— begin —
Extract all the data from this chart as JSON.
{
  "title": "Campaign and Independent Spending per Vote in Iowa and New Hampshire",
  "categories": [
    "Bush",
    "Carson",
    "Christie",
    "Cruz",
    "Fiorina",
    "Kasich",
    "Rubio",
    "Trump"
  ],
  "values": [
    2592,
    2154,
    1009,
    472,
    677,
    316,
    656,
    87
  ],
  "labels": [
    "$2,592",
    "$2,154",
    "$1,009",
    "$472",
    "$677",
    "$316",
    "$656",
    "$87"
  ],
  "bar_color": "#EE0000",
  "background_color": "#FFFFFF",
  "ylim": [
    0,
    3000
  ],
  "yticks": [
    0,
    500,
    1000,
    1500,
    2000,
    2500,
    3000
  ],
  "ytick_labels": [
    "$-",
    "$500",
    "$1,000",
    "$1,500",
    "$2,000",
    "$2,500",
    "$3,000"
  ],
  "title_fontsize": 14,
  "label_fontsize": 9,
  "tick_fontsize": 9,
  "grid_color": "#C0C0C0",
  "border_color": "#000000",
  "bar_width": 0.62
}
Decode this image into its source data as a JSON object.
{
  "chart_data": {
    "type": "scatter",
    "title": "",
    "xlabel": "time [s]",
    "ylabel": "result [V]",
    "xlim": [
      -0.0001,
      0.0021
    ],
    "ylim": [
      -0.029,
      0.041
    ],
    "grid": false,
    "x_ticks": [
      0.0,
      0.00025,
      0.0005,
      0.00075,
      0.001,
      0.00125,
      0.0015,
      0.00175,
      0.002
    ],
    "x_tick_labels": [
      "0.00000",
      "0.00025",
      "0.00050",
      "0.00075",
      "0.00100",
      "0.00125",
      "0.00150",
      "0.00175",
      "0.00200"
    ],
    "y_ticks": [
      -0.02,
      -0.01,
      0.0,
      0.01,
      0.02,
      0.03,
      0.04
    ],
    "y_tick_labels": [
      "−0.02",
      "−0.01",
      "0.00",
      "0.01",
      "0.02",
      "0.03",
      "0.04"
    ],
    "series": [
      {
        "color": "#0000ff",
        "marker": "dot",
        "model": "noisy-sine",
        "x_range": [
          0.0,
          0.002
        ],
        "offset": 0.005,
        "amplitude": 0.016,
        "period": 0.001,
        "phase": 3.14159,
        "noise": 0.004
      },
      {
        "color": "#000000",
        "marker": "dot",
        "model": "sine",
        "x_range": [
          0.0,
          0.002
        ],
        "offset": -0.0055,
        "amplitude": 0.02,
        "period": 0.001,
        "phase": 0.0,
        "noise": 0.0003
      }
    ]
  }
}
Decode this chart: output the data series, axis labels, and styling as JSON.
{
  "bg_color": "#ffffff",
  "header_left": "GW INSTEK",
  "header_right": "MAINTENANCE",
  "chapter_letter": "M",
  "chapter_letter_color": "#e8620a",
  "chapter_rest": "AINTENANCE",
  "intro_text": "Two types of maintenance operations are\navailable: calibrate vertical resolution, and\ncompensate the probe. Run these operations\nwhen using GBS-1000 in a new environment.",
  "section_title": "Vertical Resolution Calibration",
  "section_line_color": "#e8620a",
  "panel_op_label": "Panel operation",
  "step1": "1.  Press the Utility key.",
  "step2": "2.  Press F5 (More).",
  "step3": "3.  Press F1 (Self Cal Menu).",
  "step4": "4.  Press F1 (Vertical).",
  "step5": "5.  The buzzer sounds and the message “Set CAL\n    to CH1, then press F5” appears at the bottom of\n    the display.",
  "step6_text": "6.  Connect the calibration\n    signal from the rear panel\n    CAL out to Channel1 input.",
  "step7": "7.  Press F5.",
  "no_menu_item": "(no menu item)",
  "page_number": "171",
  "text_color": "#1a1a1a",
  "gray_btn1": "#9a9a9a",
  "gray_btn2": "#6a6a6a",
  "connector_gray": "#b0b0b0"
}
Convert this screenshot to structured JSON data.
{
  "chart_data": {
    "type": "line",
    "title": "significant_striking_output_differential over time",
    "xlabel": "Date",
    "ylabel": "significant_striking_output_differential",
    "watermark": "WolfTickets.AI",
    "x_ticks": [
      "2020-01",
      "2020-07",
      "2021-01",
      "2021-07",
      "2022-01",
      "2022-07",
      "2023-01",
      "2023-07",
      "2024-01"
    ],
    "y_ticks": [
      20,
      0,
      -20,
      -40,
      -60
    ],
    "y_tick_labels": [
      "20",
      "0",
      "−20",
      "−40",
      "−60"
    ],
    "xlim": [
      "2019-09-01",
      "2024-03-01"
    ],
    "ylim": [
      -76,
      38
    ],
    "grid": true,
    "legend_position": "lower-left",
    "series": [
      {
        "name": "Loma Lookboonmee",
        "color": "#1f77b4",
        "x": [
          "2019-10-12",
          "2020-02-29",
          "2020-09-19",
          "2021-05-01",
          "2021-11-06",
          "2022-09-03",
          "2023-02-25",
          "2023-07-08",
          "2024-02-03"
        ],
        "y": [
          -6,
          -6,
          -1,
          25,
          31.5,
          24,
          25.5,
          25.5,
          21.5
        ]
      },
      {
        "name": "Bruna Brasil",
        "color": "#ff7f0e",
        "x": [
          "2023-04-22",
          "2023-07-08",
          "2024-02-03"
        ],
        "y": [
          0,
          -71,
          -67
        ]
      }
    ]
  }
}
— end —
Instructions to follow:
Reproduce every line of the material above exactly.

Answer in full:
Extract all the data from this chart as JSON.
{
  "title": "Campaign and Independent Spending per Vote in Iowa and New Hampshire",
  "categories": [
    "Bush",
    "Carson",
    "Christie",
    "Cruz",
    "Fiorina",
    "Kasich",
    "Rubio",
    "Trump"
  ],
  "values": [
    2592,
    2154,
    1009,
    472,
    677,
    316,
    656,
    87
  ],
  "labels": [
    "$2,592",
    "$2,154",
    "$1,009",
    "$472",
    "$677",
    "$316",
    "$656",
    "$87"
  ],
  "bar_color": "#EE0000",
  "background_color": "#FFFFFF",
  "ylim": [
    0,
    3000
  ],
  "yticks": [
    0,
    500,
    1000,
    1500,
    2000,
    2500,
    3000
  ],
  "ytick_labels": [
    "$-",
    "$500",
    "$1,000",
    "$1,500",
    "$2,000",
    "$2,500",
    "$3,000"
  ],
  "title_fontsize": 14,
  "label_fontsize": 9,
  "tick_fontsize": 9,
  "grid_color": "#C0C0C0",
  "border_color": "#000000",
  "bar_width": 0.62
}
Decode this image into its source data as a JSON object.
{
  "chart_data": {
    "type": "scatter",
    "title": "",
    "xlabel": "time [s]",
    "ylabel": "result [V]",
    "xlim": [
      -0.0001,
      0.0021
    ],
    "ylim": [
      -0.029,
      0.041
    ],
    "grid": false,
    "x_ticks": [
      0.0,
      0.00025,
      0.0005,
      0.00075,
      0.001,
      0.00125,
      0.0015,
      0.00175,
      0.002
    ],
    "x_tick_labels": [
      "0.00000",
      "0.00025",
      "0.00050",
      "0.00075",
      "0.00100",
      "0.00125",
      "0.00150",
      "0.00175",
      "0.00200"
    ],
    "y_ticks": [
      -0.02,
      -0.01,
      0.0,
      0.01,
      0.02,
      0.03,
      0.04
    ],
    "y_tick_labels": [
      "−0.02",
      "−0.01",
      "0.00",
      "0.01",
      "0.02",
      "0.03",
      "0.04"
    ],
    "series": [
      {
        "color": "#0000ff",
        "marker": "dot",
        "model": "noisy-sine",
        "x_range": [
          0.0,
          0.002
        ],
        "offset": 0.005,
        "amplitude": 0.016,
        "period": 0.001,
        "phase": 3.14159,
        "noise": 0.004
      },
      {
        "color": "#000000",
        "marker": "dot",
        "model": "sine",
        "x_range": [
          0.0,
          0.002
        ],
        "offset": -0.0055,
        "amplitude": 0.02,
        "period": 0.001,
        "phase": 0.0,
        "noise": 0.0003
      }
    ]
  }
}
Decode this chart: output the data series, axis labels, and styling as JSON.
{
  "bg_color": "#ffffff",
  "header_left": "GW INSTEK",
  "header_right": "MAINTENANCE",
  "chapter_letter": "M",
  "chapter_letter_color": "#e8620a",
  "chapter_rest": "AINTENANCE",
  "intro_text": "Two types of maintenance operations are\navailable: calibrate vertical resolution, and\ncompensate the probe. Run these operations\nwhen using GBS-1000 in a new environment.",
  "section_title": "Vertical Resolution Calibration",
  "section_line_color": "#e8620a",
  "panel_op_label": "Panel operation",
  "step1": "1.  Press the Utility key.",
  "step2": "2.  Press F5 (More).",
  "step3": "3.  Press F1 (Self Cal Menu).",
  "step4": "4.  Press F1 (Vertical).",
  "step5": "5.  The buzzer sounds and the message “Set CAL\n    to CH1, then press F5” appears at the bottom of\n    the display.",
  "step6_text": "6.  Connect the calibration\n    signal from the rear panel\n    CAL out to Channel1 input.",
  "step7": "7.  Press F5.",
  "no_menu_item": "(no menu item)",
  "page_number": "171",
  "text_color": "#1a1a1a",
  "gray_btn1": "#9a9a9a",
  "gray_btn2": "#6a6a6a",
  "connector_gray": "#b0b0b0"
}
Convert this screenshot to structured JSON data.
{
  "chart_data": {
    "type": "line",
    "title": "significant_striking_output_differential over time",
    "xlabel": "Date",
    "ylabel": "significant_striking_output_differential",
    "watermark": "WolfTickets.AI",
    "x_ticks": [
      "2020-01",
      "2020-07",
      "2021-01",
      "2021-07",
      "2022-01",
      "2022-07",
      "2023-01",
      "2023-07",
      "2024-01"
    ],
    "y_ticks": [
      20,
      0,
      -20,
      -40,
      -60
    ],
    "y_tick_labels": [
      "20",
      "0",
      "−20",
      "−40",
      "−60"
    ],
    "xlim": [
      "2019-09-01",
      "2024-03-01"
    ],
    "ylim": [
      -76,
      38
    ],
    "grid": true,
    "legend_position": "lower-left",
    "series": [
      {
        "name": "Loma Lookboonmee",
        "color": "#1f77b4",
        "x": [
          "2019-10-12",
          "2020-02-29",
          "2020-09-19",
          "2021-05-01",
          "2021-11-06",
          "2022-09-03",
          "2023-02-25",
          "2023-07-08",
          "2024-02-03"
        ],
        "y": [
          -6,
          -6,
          -1,
          25,
          31.5,
          24,
          25.5,
          25.5,
          21.5
        ]
      },
      {
        "name": "Bruna Brasil",
        "color": "#ff7f0e",
        "x": [
          "2023-04-22",
          "2023-07-08",
          "2024-02-03"
        ],
        "y": [
          0,
          -71,
          -67
        ]
      }
    ]
  }
}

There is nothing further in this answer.